_Request:_
Each line that includes the string "this" counts once; give the total and nothing else.

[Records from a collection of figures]

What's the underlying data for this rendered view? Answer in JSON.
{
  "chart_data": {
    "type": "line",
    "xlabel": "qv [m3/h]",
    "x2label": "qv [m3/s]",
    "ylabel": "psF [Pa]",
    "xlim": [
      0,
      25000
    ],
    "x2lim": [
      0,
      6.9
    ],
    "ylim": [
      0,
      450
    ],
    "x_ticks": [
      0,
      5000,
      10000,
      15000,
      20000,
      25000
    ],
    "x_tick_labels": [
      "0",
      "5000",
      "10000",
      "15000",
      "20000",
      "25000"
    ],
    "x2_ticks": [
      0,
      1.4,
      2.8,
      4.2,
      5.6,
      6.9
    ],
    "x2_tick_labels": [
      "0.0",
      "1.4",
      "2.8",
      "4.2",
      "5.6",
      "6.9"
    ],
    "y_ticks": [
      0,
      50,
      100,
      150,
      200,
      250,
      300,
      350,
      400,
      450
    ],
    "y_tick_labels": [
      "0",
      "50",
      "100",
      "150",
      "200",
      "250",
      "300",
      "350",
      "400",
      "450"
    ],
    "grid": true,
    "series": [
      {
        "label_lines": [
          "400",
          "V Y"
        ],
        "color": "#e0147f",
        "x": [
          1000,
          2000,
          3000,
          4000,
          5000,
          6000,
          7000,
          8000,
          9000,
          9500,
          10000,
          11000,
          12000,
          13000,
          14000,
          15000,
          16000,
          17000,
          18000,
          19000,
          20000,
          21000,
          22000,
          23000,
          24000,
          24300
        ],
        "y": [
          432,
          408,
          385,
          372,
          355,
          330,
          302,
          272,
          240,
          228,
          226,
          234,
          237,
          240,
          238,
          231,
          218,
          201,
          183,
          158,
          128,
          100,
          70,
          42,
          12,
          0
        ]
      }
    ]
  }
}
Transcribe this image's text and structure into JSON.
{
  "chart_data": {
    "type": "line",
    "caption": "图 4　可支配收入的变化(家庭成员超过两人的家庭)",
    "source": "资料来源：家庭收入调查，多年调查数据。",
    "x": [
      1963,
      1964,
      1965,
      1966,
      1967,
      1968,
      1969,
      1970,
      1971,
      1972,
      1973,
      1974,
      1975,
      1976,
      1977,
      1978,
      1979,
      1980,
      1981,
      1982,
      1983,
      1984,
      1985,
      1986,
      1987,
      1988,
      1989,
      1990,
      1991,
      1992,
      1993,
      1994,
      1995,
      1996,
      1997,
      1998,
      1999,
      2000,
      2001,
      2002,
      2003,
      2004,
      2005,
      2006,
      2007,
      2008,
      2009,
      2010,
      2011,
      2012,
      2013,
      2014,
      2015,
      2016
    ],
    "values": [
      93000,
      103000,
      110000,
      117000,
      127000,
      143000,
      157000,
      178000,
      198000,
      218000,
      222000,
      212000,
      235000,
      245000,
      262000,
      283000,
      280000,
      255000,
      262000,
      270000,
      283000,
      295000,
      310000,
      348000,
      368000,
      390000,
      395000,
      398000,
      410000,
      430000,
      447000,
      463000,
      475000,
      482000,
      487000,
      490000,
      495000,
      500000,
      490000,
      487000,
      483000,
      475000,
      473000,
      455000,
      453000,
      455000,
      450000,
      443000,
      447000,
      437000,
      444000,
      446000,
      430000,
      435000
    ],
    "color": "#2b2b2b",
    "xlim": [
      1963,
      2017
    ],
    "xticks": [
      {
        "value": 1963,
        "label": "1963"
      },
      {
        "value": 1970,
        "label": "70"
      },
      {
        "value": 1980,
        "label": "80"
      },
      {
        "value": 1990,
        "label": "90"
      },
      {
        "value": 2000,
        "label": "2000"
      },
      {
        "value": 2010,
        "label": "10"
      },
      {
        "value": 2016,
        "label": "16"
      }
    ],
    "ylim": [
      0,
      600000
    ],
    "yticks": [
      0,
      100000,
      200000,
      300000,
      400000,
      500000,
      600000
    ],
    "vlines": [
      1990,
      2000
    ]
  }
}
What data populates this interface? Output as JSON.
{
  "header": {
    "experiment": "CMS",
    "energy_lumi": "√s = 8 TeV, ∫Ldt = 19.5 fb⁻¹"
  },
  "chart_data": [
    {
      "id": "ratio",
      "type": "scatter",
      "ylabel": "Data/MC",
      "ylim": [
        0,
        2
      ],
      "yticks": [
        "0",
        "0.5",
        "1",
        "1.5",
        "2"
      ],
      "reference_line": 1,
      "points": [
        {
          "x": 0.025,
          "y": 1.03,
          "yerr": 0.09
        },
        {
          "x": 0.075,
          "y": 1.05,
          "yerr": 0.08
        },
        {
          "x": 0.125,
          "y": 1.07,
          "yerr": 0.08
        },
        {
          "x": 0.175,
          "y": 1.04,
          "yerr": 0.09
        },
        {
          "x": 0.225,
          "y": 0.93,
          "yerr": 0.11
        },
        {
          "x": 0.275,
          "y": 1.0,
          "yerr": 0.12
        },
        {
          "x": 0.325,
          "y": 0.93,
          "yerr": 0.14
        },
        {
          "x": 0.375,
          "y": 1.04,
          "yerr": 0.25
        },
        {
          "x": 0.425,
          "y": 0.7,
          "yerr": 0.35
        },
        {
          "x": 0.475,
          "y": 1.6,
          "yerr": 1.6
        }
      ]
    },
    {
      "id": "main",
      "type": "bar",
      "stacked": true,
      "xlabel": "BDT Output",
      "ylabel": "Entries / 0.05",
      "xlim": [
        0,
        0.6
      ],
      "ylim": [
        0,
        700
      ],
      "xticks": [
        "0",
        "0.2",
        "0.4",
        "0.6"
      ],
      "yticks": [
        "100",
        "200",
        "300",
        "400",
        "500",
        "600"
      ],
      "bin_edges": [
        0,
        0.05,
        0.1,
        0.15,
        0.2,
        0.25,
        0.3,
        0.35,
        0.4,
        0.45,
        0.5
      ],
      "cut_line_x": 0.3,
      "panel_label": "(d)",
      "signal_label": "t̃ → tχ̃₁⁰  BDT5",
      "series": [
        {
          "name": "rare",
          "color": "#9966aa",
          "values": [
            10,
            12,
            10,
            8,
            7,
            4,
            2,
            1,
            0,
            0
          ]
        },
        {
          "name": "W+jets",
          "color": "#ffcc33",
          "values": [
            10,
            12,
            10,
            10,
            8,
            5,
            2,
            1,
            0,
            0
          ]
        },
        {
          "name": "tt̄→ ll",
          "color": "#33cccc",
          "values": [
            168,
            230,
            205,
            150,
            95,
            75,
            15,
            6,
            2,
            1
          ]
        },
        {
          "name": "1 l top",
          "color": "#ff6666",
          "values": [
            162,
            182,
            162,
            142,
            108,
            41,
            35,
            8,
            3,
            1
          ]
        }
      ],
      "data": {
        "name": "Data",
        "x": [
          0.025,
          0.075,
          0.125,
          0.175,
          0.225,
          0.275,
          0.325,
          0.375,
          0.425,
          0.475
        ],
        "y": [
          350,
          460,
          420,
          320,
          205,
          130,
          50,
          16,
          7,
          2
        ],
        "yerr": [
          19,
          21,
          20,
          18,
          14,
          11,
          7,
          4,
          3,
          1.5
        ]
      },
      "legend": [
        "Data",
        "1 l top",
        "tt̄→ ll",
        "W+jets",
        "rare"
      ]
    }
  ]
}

...

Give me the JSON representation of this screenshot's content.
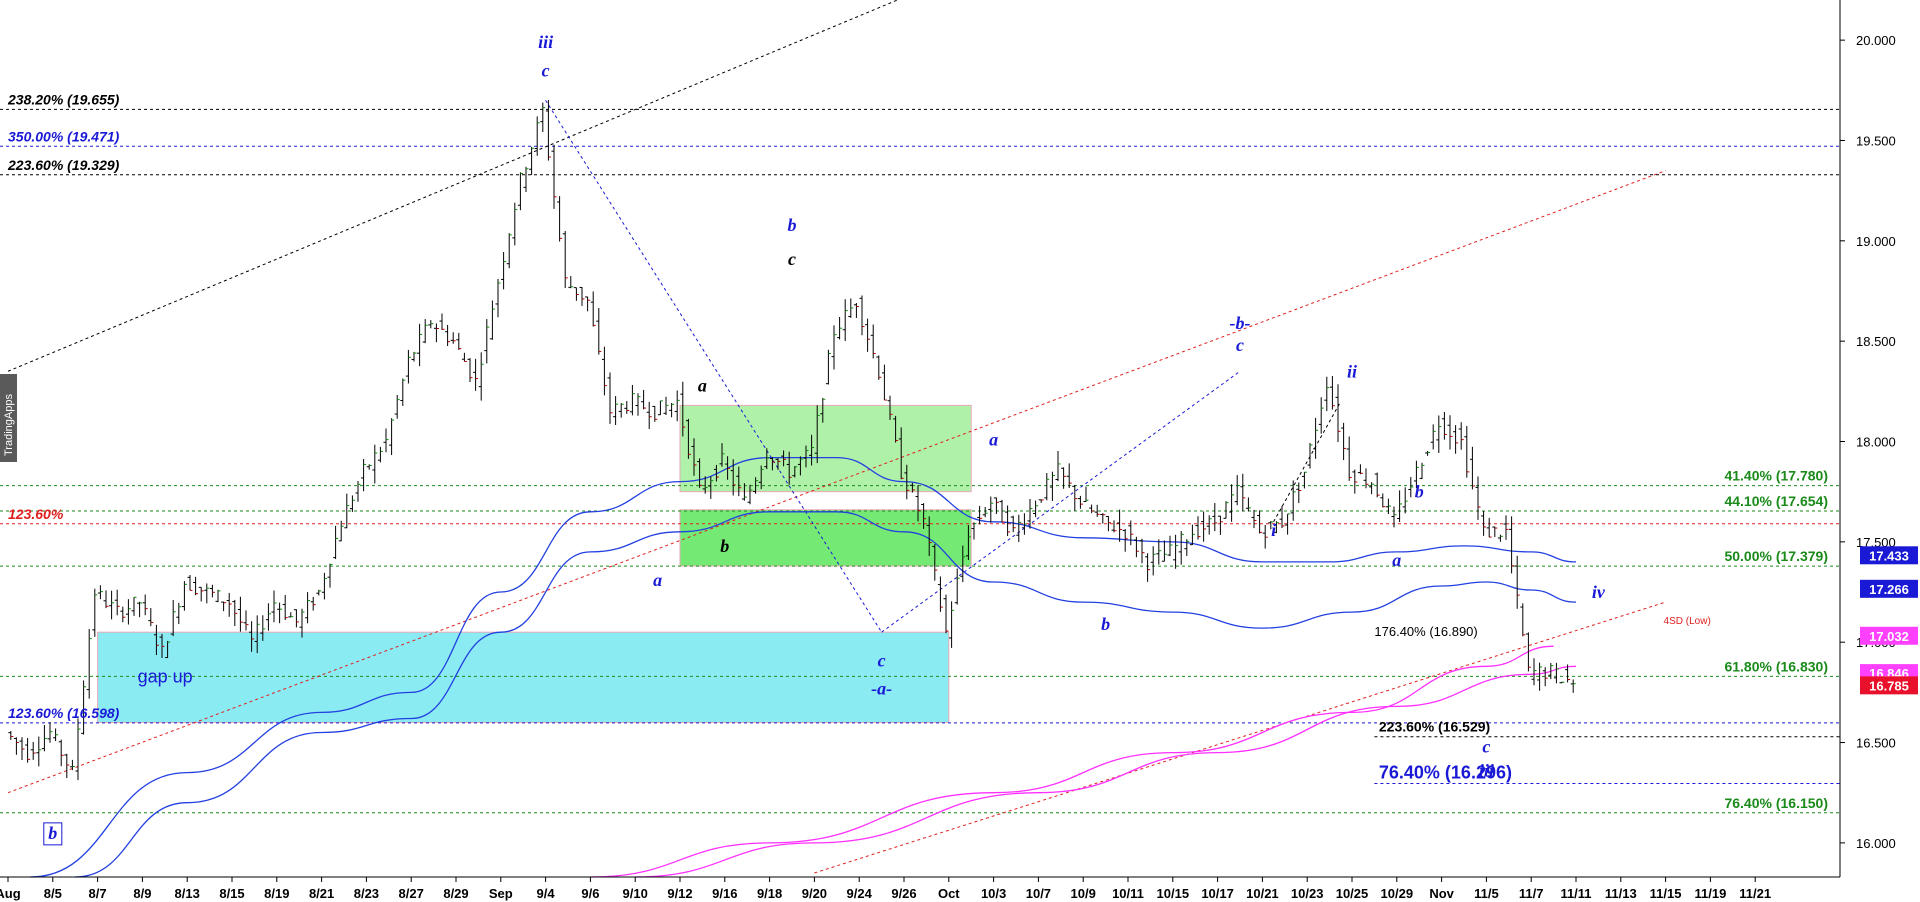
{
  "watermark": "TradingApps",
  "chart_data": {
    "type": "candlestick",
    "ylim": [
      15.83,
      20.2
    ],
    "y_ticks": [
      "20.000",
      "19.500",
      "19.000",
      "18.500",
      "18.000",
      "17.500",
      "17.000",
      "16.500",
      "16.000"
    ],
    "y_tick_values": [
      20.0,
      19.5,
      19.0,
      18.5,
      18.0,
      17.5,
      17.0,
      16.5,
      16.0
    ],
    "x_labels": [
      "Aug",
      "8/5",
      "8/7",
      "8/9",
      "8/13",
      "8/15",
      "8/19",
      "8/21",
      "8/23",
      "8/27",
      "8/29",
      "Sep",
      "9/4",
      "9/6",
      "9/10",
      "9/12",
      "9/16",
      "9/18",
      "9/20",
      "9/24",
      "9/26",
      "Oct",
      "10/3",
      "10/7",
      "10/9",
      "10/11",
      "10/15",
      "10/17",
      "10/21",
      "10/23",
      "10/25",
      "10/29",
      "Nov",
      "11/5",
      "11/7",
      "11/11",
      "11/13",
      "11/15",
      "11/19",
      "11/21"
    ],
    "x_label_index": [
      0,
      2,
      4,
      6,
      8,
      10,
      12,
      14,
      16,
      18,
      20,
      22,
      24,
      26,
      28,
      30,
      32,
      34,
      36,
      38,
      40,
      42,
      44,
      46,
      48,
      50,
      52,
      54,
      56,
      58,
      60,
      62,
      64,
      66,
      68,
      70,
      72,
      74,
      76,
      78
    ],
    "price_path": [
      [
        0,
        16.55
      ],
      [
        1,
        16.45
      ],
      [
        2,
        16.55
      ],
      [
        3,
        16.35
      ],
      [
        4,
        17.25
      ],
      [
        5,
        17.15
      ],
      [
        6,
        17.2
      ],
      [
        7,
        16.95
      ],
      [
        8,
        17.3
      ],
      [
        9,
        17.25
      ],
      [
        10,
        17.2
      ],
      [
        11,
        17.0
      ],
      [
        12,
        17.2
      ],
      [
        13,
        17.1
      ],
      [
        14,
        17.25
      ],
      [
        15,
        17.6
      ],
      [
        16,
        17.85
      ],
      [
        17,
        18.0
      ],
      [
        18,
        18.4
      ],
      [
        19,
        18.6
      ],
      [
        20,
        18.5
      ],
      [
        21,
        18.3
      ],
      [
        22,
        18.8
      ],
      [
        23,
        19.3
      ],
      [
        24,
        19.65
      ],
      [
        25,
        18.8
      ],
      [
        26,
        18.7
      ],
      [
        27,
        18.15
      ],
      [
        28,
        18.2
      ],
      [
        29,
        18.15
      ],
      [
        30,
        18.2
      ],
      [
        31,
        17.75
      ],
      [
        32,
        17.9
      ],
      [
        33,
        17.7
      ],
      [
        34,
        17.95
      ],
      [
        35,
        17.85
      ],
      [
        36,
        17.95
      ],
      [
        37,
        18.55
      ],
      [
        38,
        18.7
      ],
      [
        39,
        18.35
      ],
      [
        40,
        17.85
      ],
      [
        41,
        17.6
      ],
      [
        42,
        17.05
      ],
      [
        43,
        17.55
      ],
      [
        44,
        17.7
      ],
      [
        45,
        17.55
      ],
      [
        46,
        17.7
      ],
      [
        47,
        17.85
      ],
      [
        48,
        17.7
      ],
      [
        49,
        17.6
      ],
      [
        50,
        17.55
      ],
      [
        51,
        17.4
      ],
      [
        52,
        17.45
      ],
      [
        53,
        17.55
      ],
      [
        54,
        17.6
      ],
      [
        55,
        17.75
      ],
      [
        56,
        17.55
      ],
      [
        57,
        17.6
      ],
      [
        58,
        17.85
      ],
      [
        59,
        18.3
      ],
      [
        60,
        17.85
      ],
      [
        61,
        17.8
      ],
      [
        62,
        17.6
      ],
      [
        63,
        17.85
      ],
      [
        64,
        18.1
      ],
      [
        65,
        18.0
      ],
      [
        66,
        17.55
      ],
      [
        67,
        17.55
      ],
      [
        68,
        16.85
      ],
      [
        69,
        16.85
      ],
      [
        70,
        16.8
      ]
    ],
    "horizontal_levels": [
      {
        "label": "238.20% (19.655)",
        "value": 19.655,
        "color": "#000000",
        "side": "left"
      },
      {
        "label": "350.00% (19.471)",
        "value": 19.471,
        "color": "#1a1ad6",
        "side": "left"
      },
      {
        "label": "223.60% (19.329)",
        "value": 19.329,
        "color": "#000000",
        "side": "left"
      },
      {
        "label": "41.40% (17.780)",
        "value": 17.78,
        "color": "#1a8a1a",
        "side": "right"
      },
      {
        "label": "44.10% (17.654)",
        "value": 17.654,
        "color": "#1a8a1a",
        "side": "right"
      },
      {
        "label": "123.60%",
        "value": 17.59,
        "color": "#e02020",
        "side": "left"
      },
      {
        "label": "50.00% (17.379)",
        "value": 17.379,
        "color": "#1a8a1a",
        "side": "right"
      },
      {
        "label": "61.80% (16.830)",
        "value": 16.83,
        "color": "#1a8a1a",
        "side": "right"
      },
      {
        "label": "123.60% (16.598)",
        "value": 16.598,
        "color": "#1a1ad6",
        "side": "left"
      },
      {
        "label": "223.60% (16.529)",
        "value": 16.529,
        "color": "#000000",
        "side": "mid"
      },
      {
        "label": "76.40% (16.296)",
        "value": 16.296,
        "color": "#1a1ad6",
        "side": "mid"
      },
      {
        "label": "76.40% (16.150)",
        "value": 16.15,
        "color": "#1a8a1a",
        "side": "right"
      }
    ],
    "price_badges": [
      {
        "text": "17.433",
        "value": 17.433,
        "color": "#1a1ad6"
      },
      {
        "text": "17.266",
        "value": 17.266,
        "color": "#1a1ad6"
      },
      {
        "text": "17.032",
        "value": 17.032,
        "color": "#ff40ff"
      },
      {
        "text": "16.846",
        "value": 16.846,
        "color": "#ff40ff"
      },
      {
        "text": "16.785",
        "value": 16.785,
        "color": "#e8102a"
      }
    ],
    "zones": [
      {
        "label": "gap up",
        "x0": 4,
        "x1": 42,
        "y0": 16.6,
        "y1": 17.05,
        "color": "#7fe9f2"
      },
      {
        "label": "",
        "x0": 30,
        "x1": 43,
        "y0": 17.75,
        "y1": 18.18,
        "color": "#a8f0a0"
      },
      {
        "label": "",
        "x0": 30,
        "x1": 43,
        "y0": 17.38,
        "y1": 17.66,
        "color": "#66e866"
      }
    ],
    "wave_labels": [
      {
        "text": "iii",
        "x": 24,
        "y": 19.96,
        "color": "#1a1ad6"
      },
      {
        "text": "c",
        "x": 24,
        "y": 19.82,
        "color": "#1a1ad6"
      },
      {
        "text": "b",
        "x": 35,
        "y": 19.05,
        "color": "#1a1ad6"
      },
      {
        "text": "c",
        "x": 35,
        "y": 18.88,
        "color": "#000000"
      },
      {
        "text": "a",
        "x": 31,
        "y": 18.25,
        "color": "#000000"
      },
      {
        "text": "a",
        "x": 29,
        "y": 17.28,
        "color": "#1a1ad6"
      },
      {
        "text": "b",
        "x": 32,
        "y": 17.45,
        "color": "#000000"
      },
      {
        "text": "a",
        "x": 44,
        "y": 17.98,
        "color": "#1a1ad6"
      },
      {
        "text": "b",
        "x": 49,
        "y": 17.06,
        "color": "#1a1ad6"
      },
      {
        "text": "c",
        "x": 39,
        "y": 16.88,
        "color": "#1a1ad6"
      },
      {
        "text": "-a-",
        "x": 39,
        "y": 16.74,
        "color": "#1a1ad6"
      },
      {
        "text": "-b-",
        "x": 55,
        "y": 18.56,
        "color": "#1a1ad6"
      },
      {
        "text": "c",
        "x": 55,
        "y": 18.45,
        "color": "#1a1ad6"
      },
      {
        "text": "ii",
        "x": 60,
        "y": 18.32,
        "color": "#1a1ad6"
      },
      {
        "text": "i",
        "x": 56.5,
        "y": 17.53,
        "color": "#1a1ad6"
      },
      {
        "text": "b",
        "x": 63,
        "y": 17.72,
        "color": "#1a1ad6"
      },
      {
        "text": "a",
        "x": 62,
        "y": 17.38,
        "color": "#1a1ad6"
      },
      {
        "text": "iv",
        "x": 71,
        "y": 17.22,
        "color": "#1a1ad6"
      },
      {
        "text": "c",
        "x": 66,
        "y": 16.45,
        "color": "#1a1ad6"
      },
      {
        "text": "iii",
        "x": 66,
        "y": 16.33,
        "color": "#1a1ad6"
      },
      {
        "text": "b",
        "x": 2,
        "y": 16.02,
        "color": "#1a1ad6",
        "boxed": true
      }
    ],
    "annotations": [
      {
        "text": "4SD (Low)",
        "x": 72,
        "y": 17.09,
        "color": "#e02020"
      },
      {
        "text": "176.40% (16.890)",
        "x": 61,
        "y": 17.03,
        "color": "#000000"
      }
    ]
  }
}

_Response to the exercise:_
4